*Task brief*.
Copy nothing before the line that contains "Read all visible content and emit it as JSON."; from there, transcribe each line exactly through the end of the material, omitting pictures.

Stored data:
============

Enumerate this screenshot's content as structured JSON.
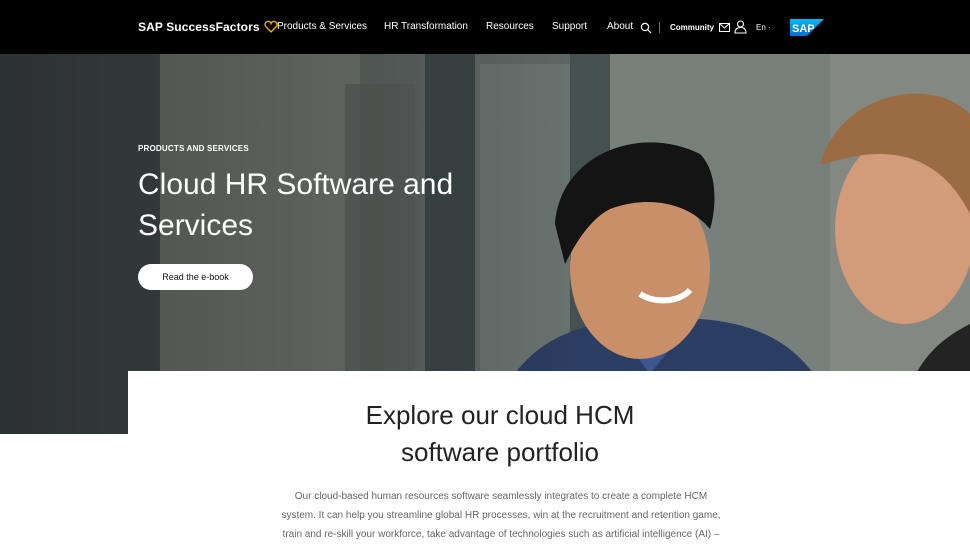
{
  "nav": {
    "brand": "SAP SuccessFactors",
    "items": [
      "Products & Services",
      "HR Transformation",
      "Resources",
      "Support",
      "About"
    ],
    "community": "Community",
    "language": "En ·",
    "sap_logo": "SAP",
    "icons": [
      "heart-icon",
      "search-icon",
      "mail-icon",
      "user-icon",
      "sap-logo"
    ]
  },
  "hero": {
    "eyebrow": "PRODUCTS AND SERVICES",
    "title_line1": "Cloud HR Software and",
    "title_line2": "Services",
    "cta": "Read the e-book"
  },
  "section": {
    "title_line1": "Explore our cloud HCM",
    "title_line2": "software portfolio",
    "body_line1": "Our cloud-based human resources software seamlessly integrates to create a complete HCM",
    "body_line2": "system. It can help you streamline global HR processes, win at the recruitment and retention game,",
    "body_line3": "train and re-skill your workforce, take advantage of technologies such as artificial intelligence (AI) –"
  },
  "colors": {
    "nav_bg": "#000000",
    "heart": "#f0ab00",
    "sap_blue": "#0a6ed1"
  }
}
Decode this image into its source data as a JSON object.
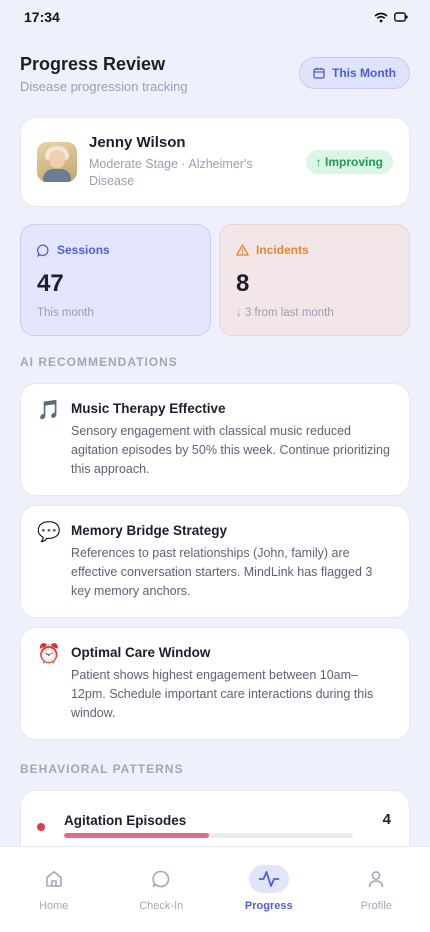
{
  "status_bar": {
    "time": "17:34"
  },
  "header": {
    "title": "Progress Review",
    "subtitle": "Disease progression tracking",
    "period_button": "This Month"
  },
  "patient": {
    "name": "Jenny Wilson",
    "stage": "Moderate Stage · Alzheimer's Disease",
    "status": "↑ Improving"
  },
  "stats": {
    "sessions": {
      "label": "Sessions",
      "value": "47",
      "note": "This month"
    },
    "incidents": {
      "label": "Incidents",
      "value": "8",
      "note": "↓ 3 from last month"
    }
  },
  "recommendations": {
    "section_title": "AI RECOMMENDATIONS",
    "items": [
      {
        "icon": "🎵",
        "title": "Music Therapy Effective",
        "text": "Sensory engagement with classical music reduced agitation episodes by 50% this week. Continue prioritizing this approach."
      },
      {
        "icon": "💬",
        "title": "Memory Bridge Strategy",
        "text": "References to past relationships (John, family) are effective conversation starters. MindLink has flagged 3 key memory anchors."
      },
      {
        "icon": "⏰",
        "title": "Optimal Care Window",
        "text": "Patient shows highest engagement between 10am–12pm. Schedule important care interactions during this window."
      }
    ]
  },
  "patterns": {
    "section_title": "BEHAVIORAL PATTERNS",
    "items": [
      {
        "label": "Agitation Episodes",
        "count": "4",
        "level": 0.5,
        "color": "#e36a84"
      }
    ]
  },
  "nav": {
    "items": [
      {
        "label": "Home",
        "icon": "home-icon"
      },
      {
        "label": "Check-In",
        "icon": "chat-icon"
      },
      {
        "label": "Progress",
        "icon": "activity-icon"
      },
      {
        "label": "Profile",
        "icon": "user-icon"
      }
    ],
    "active": "Progress"
  },
  "colors": {
    "accent": "#4f5fd8",
    "success": "#1f9d57",
    "warning": "#e4882c",
    "danger": "#e0394f"
  }
}
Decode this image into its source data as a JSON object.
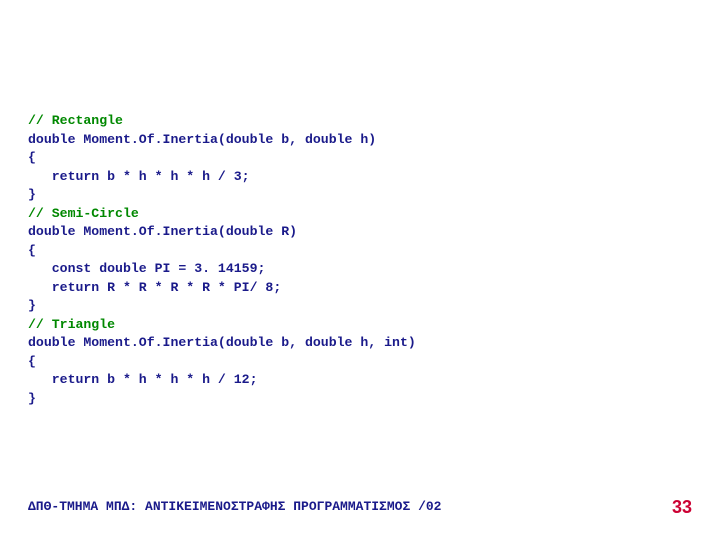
{
  "code": {
    "l1": "// Rectangle",
    "l2": "double Moment.Of.Inertia(double b, double h)",
    "l3": "{",
    "l4": "   return b * h * h * h / 3;",
    "l5": "}",
    "l6": "",
    "l7": "// Semi-Circle",
    "l8": "double Moment.Of.Inertia(double R)",
    "l9": "{",
    "l10": "   const double PI = 3. 14159;",
    "l11": "",
    "l12": "   return R * R * R * R * PI/ 8;",
    "l13": "}",
    "l14": "// Triangle",
    "l15": "double Moment.Of.Inertia(double b, double h, int)",
    "l16": "{",
    "l17": "   return b * h * h * h / 12;",
    "l18": "}"
  },
  "footer_text": "ΔΠΘ-ΤΜΗΜΑ ΜΠΔ: ΑΝΤΙΚΕΙΜΕΝΟΣΤΡΑΦΗΣ ΠΡΟΓΡΑΜΜΑΤΙΣΜΟΣ /02",
  "page_number": "33"
}
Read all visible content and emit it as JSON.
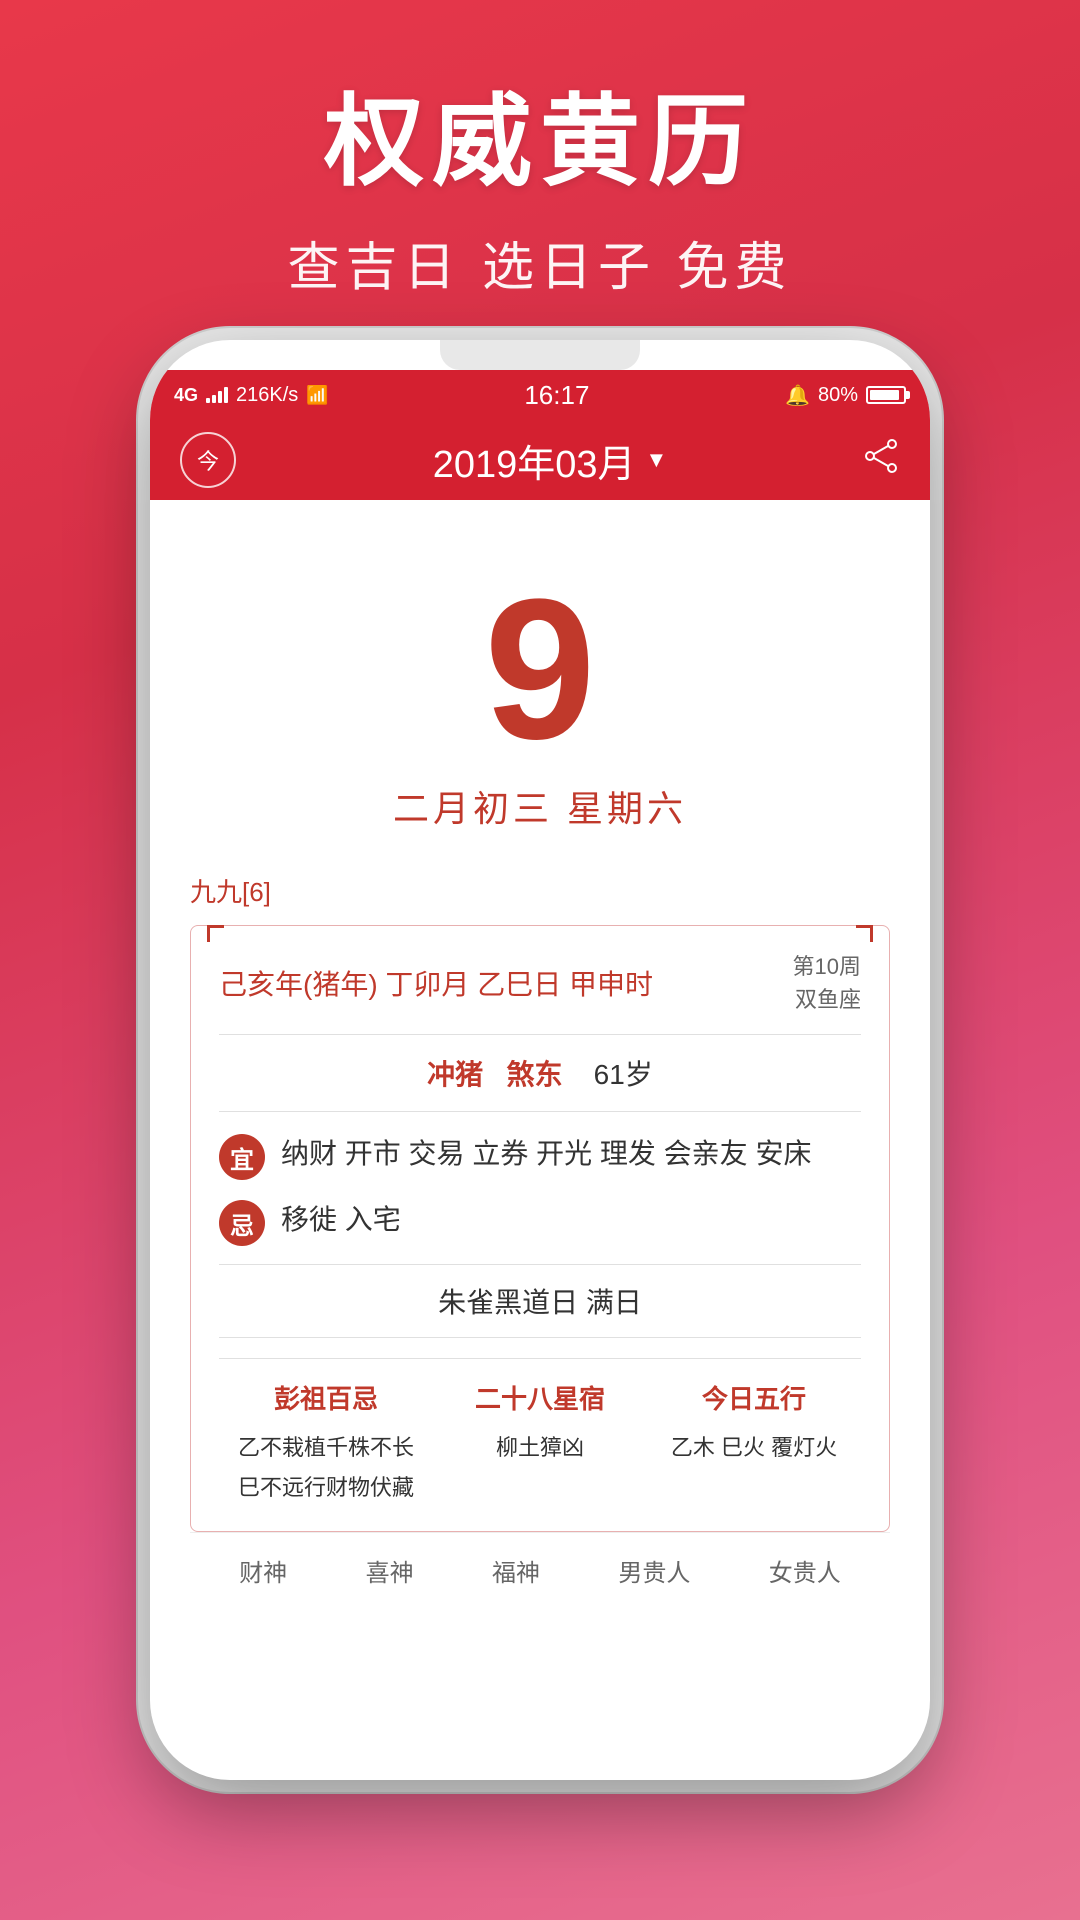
{
  "banner": {
    "main_title": "权威黄历",
    "sub_title": "查吉日 选日子 免费"
  },
  "status_bar": {
    "signal": "4G",
    "speed": "216K/s",
    "time": "16:17",
    "alarm": "🔔",
    "battery_percent": "80%"
  },
  "nav": {
    "today_label": "今",
    "month_title": "2019年03月",
    "dropdown_arrow": "▼"
  },
  "date": {
    "day_number": "9",
    "lunar_date": "二月初三  星期六"
  },
  "day_info": {
    "nine_badge": "九九[6]",
    "ganzhi": "己亥年(猪年) 丁卯月 乙巳日 甲申时",
    "week_label": "第10周",
    "zodiac": "双鱼座",
    "chong": "冲猪",
    "sha": "煞东",
    "age": "61岁",
    "yi_label": "宜",
    "yi_items": "纳财 开市 交易 立券 开光 理发 会亲友 安床",
    "ji_label": "忌",
    "ji_items": "移徙 入宅",
    "zhuque_row": "朱雀黑道日  满日",
    "col1_title": "彭祖百忌",
    "col1_line1": "乙不栽植千株不长",
    "col1_line2": "巳不远行财物伏藏",
    "col2_title": "二十八星宿",
    "col2_content": "柳土獐凶",
    "col3_title": "今日五行",
    "col3_content": "乙木 巳火 覆灯火"
  },
  "footer": {
    "items": [
      "财神",
      "喜神",
      "福神",
      "男贵人",
      "女贵人"
    ]
  }
}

============

*Response to this exercise*.
Read all visible content and emit it as JSON.
{
  "banner": {
    "main_title": "权威黄历",
    "sub_title": "查吉日 选日子 免费"
  },
  "status_bar": {
    "signal": "4G",
    "speed": "216K/s",
    "time": "16:17",
    "alarm": "🔔",
    "battery_percent": "80%"
  },
  "nav": {
    "today_label": "今",
    "month_title": "2019年03月",
    "dropdown_arrow": "▼"
  },
  "date": {
    "day_number": "9",
    "lunar_date": "二月初三  星期六"
  },
  "day_info": {
    "nine_badge": "九九[6]",
    "ganzhi": "己亥年(猪年) 丁卯月 乙巳日 甲申时",
    "week_label": "第10周",
    "zodiac": "双鱼座",
    "chong": "冲猪",
    "sha": "煞东",
    "age": "61岁",
    "yi_label": "宜",
    "yi_items": "纳财 开市 交易 立券 开光 理发 会亲友 安床",
    "ji_label": "忌",
    "ji_items": "移徙 入宅",
    "zhuque_row": "朱雀黑道日  满日",
    "col1_title": "彭祖百忌",
    "col1_line1": "乙不栽植千株不长",
    "col1_line2": "巳不远行财物伏藏",
    "col2_title": "二十八星宿",
    "col2_content": "柳土獐凶",
    "col3_title": "今日五行",
    "col3_content": "乙木 巳火 覆灯火"
  },
  "footer": {
    "items": [
      "财神",
      "喜神",
      "福神",
      "男贵人",
      "女贵人"
    ]
  }
}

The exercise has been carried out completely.